**Listed records:**
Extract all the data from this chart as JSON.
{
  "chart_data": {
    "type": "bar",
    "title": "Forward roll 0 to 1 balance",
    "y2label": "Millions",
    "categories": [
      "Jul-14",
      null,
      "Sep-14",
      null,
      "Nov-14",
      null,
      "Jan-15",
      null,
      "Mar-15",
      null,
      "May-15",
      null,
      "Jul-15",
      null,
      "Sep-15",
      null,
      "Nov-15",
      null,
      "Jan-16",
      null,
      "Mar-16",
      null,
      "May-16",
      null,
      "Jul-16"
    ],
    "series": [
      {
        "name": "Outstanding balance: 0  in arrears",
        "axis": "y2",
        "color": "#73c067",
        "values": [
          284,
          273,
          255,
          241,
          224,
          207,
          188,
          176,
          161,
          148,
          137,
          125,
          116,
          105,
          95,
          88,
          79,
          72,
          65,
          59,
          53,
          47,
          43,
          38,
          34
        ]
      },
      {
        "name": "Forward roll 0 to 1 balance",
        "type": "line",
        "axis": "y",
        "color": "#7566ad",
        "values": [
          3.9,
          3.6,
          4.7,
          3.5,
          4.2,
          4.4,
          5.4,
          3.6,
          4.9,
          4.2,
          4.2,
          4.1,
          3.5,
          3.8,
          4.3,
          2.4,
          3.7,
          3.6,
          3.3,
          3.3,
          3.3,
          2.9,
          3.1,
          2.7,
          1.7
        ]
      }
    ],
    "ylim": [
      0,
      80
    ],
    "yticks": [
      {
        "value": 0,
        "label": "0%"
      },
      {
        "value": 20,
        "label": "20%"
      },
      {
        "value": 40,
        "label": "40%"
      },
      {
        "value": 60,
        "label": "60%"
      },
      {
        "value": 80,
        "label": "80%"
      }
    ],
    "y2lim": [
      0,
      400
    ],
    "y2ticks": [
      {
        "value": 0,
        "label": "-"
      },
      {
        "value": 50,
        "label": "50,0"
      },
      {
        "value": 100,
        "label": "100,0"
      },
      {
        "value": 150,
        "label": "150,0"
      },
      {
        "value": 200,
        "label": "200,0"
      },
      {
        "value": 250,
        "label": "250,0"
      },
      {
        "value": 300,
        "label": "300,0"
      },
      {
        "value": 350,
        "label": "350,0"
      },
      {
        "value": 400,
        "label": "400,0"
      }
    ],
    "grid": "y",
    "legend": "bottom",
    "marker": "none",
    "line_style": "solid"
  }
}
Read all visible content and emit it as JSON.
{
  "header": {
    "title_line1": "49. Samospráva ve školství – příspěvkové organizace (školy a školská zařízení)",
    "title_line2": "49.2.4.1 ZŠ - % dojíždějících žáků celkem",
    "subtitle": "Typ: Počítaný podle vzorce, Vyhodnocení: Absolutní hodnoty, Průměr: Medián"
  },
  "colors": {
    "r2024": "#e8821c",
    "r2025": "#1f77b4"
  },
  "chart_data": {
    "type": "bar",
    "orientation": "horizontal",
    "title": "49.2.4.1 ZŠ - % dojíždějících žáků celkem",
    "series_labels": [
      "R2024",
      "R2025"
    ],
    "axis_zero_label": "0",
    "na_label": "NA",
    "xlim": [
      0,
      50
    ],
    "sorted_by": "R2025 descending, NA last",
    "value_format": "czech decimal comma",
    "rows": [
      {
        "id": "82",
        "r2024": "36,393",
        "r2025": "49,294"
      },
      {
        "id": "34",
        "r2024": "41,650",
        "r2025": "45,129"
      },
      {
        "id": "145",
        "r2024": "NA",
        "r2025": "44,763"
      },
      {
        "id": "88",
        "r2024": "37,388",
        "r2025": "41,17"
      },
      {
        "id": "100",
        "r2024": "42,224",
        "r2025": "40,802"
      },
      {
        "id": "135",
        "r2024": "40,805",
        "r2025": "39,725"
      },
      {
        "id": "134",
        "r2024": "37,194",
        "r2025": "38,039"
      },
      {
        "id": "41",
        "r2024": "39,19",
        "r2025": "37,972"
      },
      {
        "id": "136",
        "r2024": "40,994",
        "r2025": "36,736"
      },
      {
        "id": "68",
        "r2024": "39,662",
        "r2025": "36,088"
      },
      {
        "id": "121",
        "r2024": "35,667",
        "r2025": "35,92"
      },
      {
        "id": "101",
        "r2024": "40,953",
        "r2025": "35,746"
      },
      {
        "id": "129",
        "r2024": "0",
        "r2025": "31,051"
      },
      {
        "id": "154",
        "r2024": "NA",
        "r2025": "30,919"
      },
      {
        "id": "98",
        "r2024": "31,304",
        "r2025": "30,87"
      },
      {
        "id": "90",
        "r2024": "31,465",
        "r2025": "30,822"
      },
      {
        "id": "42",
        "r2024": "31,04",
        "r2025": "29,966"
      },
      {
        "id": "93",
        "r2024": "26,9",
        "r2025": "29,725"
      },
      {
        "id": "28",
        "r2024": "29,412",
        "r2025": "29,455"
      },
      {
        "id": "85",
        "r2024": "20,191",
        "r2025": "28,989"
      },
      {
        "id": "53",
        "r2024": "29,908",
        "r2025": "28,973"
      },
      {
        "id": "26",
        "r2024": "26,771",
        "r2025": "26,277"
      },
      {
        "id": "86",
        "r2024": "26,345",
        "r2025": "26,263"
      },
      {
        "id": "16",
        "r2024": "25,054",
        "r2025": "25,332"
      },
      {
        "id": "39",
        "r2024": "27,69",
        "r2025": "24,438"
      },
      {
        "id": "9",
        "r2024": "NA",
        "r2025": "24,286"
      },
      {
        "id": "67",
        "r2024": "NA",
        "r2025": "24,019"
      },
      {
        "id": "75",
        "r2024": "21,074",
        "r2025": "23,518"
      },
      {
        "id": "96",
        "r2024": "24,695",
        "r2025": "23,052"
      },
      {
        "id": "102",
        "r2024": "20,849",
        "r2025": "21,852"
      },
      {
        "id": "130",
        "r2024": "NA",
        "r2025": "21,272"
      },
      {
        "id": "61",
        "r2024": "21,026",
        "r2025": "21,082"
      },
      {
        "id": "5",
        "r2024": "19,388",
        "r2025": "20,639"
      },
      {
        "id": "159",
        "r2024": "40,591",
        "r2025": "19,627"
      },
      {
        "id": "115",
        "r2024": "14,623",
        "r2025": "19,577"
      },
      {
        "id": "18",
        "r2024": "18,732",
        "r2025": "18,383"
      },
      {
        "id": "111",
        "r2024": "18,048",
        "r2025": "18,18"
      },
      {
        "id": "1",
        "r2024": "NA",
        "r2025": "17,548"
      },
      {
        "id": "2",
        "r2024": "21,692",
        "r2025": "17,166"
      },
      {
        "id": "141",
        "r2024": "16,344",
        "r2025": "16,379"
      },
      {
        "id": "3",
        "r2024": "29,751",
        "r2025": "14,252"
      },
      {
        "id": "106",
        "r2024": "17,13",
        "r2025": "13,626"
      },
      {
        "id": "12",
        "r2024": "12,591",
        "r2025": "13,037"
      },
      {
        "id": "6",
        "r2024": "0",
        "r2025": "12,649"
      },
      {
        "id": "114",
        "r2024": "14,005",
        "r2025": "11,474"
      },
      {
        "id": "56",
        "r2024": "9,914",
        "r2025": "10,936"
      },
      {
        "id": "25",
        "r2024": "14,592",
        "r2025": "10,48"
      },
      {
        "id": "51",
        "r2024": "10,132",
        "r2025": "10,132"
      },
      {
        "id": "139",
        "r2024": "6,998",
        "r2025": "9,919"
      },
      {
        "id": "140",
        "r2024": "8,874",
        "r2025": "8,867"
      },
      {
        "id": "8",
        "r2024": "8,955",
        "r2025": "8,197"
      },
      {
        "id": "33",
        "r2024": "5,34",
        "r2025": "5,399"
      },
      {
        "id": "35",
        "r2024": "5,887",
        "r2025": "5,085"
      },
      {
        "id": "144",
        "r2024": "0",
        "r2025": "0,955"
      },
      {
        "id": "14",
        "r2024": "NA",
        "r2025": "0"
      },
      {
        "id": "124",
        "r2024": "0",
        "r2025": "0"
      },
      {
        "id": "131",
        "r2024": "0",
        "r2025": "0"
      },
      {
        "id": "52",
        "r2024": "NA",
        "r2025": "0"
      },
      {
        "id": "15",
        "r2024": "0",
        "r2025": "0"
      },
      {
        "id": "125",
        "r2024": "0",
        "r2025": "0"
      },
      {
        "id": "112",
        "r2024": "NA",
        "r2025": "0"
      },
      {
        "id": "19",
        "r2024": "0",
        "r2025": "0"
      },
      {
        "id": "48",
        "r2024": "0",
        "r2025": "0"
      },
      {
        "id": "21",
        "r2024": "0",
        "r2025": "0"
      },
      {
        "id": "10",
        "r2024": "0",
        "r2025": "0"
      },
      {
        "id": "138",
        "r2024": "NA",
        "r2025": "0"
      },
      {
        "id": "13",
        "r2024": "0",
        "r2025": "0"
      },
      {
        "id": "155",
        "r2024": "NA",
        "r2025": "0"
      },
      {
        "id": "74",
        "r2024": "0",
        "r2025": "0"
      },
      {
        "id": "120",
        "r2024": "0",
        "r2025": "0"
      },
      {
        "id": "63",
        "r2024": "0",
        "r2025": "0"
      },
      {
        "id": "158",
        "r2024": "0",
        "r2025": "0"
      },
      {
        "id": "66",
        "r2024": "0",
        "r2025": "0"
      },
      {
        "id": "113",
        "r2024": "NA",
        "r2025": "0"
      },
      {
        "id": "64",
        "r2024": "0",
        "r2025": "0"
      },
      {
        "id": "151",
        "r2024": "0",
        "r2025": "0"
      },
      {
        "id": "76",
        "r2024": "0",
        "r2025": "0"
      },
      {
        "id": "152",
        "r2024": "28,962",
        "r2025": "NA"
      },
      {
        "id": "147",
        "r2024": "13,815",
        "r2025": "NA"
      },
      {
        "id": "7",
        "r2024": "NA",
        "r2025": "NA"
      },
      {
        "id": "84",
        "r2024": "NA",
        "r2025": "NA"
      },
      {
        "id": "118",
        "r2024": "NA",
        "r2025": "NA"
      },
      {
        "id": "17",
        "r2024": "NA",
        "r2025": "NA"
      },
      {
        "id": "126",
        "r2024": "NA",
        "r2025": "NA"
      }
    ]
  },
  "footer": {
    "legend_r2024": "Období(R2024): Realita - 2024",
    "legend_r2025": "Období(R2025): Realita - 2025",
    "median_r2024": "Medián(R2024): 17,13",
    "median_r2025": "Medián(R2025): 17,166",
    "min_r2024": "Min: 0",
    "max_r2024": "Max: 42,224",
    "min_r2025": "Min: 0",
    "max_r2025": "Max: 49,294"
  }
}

**What the task requires:** Pick out all the lines with the word "Realita" in them and copy them.

**Answer for this exercise:**
    "legend_r2024": "Období(R2024): Realita - 2024",
    "legend_r2025": "Období(R2025): Realita - 2025",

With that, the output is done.